::: GIVEN DATA

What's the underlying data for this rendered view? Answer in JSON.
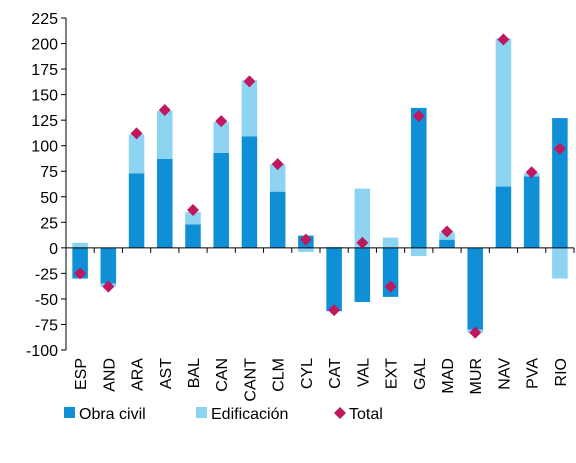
{
  "chart_data": {
    "type": "stacked_bar",
    "categories": [
      "ESP",
      "AND",
      "ARA",
      "AST",
      "BAL",
      "CAN",
      "CANT",
      "CLM",
      "CYL",
      "CAT",
      "VAL",
      "EXT",
      "GAL",
      "MAD",
      "MUR",
      "NAV",
      "PVA",
      "RIO"
    ],
    "series": [
      {
        "name": "Obra civil",
        "color": "#0f8fd6",
        "values": [
          -30,
          -35,
          73,
          87,
          23,
          93,
          109,
          55,
          12,
          -62,
          -53,
          -48,
          137,
          8,
          -80,
          60,
          70,
          127
        ]
      },
      {
        "name": "Edificación",
        "color": "#8dd3f2",
        "values": [
          5,
          -3,
          38,
          47,
          12,
          30,
          55,
          27,
          -4,
          1,
          58,
          10,
          -8,
          7,
          -3,
          145,
          3,
          -30
        ]
      },
      {
        "name": "Total",
        "color": "#c0185f",
        "type": "scatter",
        "values": [
          -25,
          -38,
          112,
          135,
          37,
          124,
          163,
          82,
          8,
          -61,
          5,
          -38,
          129,
          16,
          -83,
          204,
          74,
          97
        ]
      }
    ],
    "ylim": [
      -100,
      225
    ],
    "yticks": [
      -100,
      -75,
      -50,
      -25,
      0,
      25,
      50,
      75,
      100,
      125,
      150,
      175,
      200,
      225
    ]
  }
}
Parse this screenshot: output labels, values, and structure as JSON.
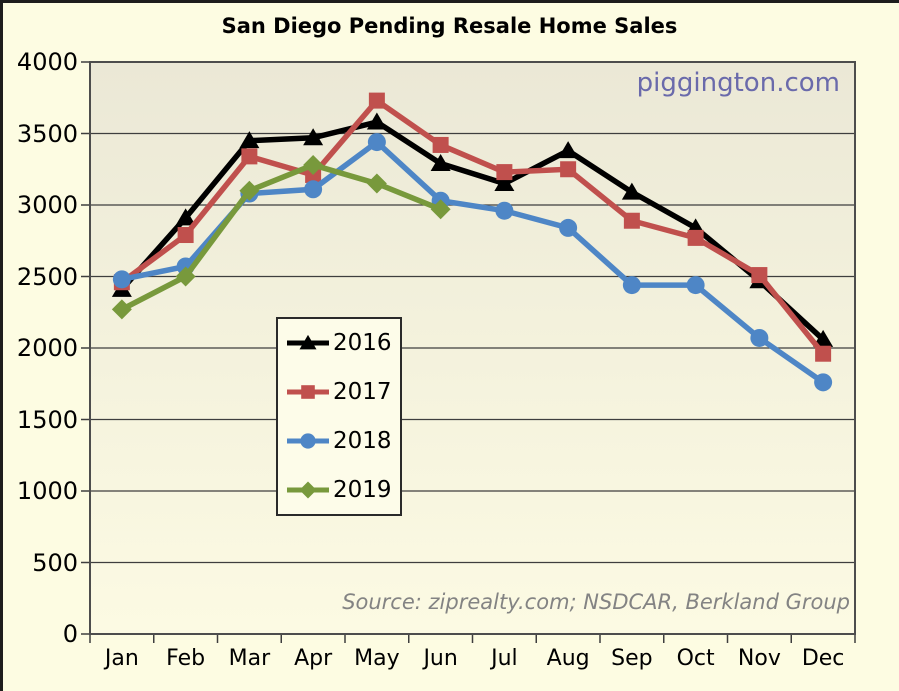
{
  "title": "San Diego Pending Resale Home Sales",
  "watermark": {
    "text": "piggington.com",
    "color": "#6a6aab"
  },
  "source_note": "Source: ziprealty.com; NSDCAR, Berkland Group",
  "colors": {
    "background": "#fdfce2",
    "plot_top": "#ebe8d6",
    "plot_bottom": "#fcfae3",
    "gridline": "#3e3e3e",
    "plot_border": "#4d4d4d"
  },
  "chart_data": {
    "type": "line",
    "categories": [
      "Jan",
      "Feb",
      "Mar",
      "Apr",
      "May",
      "Jun",
      "Jul",
      "Aug",
      "Sep",
      "Oct",
      "Nov",
      "Dec"
    ],
    "series": [
      {
        "name": "2016",
        "color": "#000000",
        "marker": "triangle",
        "values": [
          2410,
          2910,
          3450,
          3470,
          3580,
          3290,
          3150,
          3380,
          3090,
          2840,
          2470,
          2060
        ]
      },
      {
        "name": "2017",
        "color": "#c0504d",
        "marker": "square",
        "values": [
          2460,
          2790,
          3340,
          3210,
          3730,
          3420,
          3230,
          3250,
          2890,
          2770,
          2510,
          1960
        ]
      },
      {
        "name": "2018",
        "color": "#4e86c6",
        "marker": "circle",
        "values": [
          2480,
          2570,
          3080,
          3110,
          3440,
          3030,
          2960,
          2840,
          2440,
          2440,
          2070,
          1760
        ]
      },
      {
        "name": "2019",
        "color": "#78993c",
        "marker": "diamond",
        "values": [
          2270,
          2500,
          3100,
          3280,
          3150,
          2970
        ]
      }
    ],
    "ylim": [
      0,
      4000
    ],
    "ytick_step": 500,
    "grid": true,
    "legend_position": "center-left",
    "xlabel": "",
    "ylabel": ""
  }
}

::::::

● **WHAT NEEDS TO BE DONE**: Replicate the material above verbatim; images stay out of the copy.

● **RESULT OF THE TASK**:
What's the underlying data for this rendered view? Answer in JSON.
{
  "chart_data": {
    "type": "stacked_bar",
    "categories": [
      "ESP",
      "AND",
      "ARA",
      "AST",
      "BAL",
      "CAN",
      "CANT",
      "CLM",
      "CYL",
      "CAT",
      "VAL",
      "EXT",
      "GAL",
      "MAD",
      "MUR",
      "NAV",
      "PVA",
      "RIO"
    ],
    "series": [
      {
        "name": "Obra civil",
        "color": "#0f8fd6",
        "values": [
          -30,
          -35,
          73,
          87,
          23,
          93,
          109,
          55,
          12,
          -62,
          -53,
          -48,
          137,
          8,
          -80,
          60,
          70,
          127
        ]
      },
      {
        "name": "Edificación",
        "color": "#8dd3f2",
        "values": [
          5,
          -3,
          38,
          47,
          12,
          30,
          55,
          27,
          -4,
          1,
          58,
          10,
          -8,
          7,
          -3,
          145,
          3,
          -30
        ]
      },
      {
        "name": "Total",
        "color": "#c0185f",
        "type": "scatter",
        "values": [
          -25,
          -38,
          112,
          135,
          37,
          124,
          163,
          82,
          8,
          -61,
          5,
          -38,
          129,
          16,
          -83,
          204,
          74,
          97
        ]
      }
    ],
    "ylim": [
      -100,
      225
    ],
    "yticks": [
      -100,
      -75,
      -50,
      -25,
      0,
      25,
      50,
      75,
      100,
      125,
      150,
      175,
      200,
      225
    ]
  }
}
Parse this screenshot: output labels, values, and structure as JSON.
{
  "title": "San Diego Pending Resale Home Sales",
  "watermark": {
    "text": "piggington.com",
    "color": "#6a6aab"
  },
  "source_note": "Source: ziprealty.com; NSDCAR, Berkland Group",
  "colors": {
    "background": "#fdfce2",
    "plot_top": "#ebe8d6",
    "plot_bottom": "#fcfae3",
    "gridline": "#3e3e3e",
    "plot_border": "#4d4d4d"
  },
  "chart_data": {
    "type": "line",
    "categories": [
      "Jan",
      "Feb",
      "Mar",
      "Apr",
      "May",
      "Jun",
      "Jul",
      "Aug",
      "Sep",
      "Oct",
      "Nov",
      "Dec"
    ],
    "series": [
      {
        "name": "2016",
        "color": "#000000",
        "marker": "triangle",
        "values": [
          2410,
          2910,
          3450,
          3470,
          3580,
          3290,
          3150,
          3380,
          3090,
          2840,
          2470,
          2060
        ]
      },
      {
        "name": "2017",
        "color": "#c0504d",
        "marker": "square",
        "values": [
          2460,
          2790,
          3340,
          3210,
          3730,
          3420,
          3230,
          3250,
          2890,
          2770,
          2510,
          1960
        ]
      },
      {
        "name": "2018",
        "color": "#4e86c6",
        "marker": "circle",
        "values": [
          2480,
          2570,
          3080,
          3110,
          3440,
          3030,
          2960,
          2840,
          2440,
          2440,
          2070,
          1760
        ]
      },
      {
        "name": "2019",
        "color": "#78993c",
        "marker": "diamond",
        "values": [
          2270,
          2500,
          3100,
          3280,
          3150,
          2970
        ]
      }
    ],
    "ylim": [
      0,
      4000
    ],
    "ytick_step": 500,
    "grid": true,
    "legend_position": "center-left",
    "xlabel": "",
    "ylabel": ""
  }
}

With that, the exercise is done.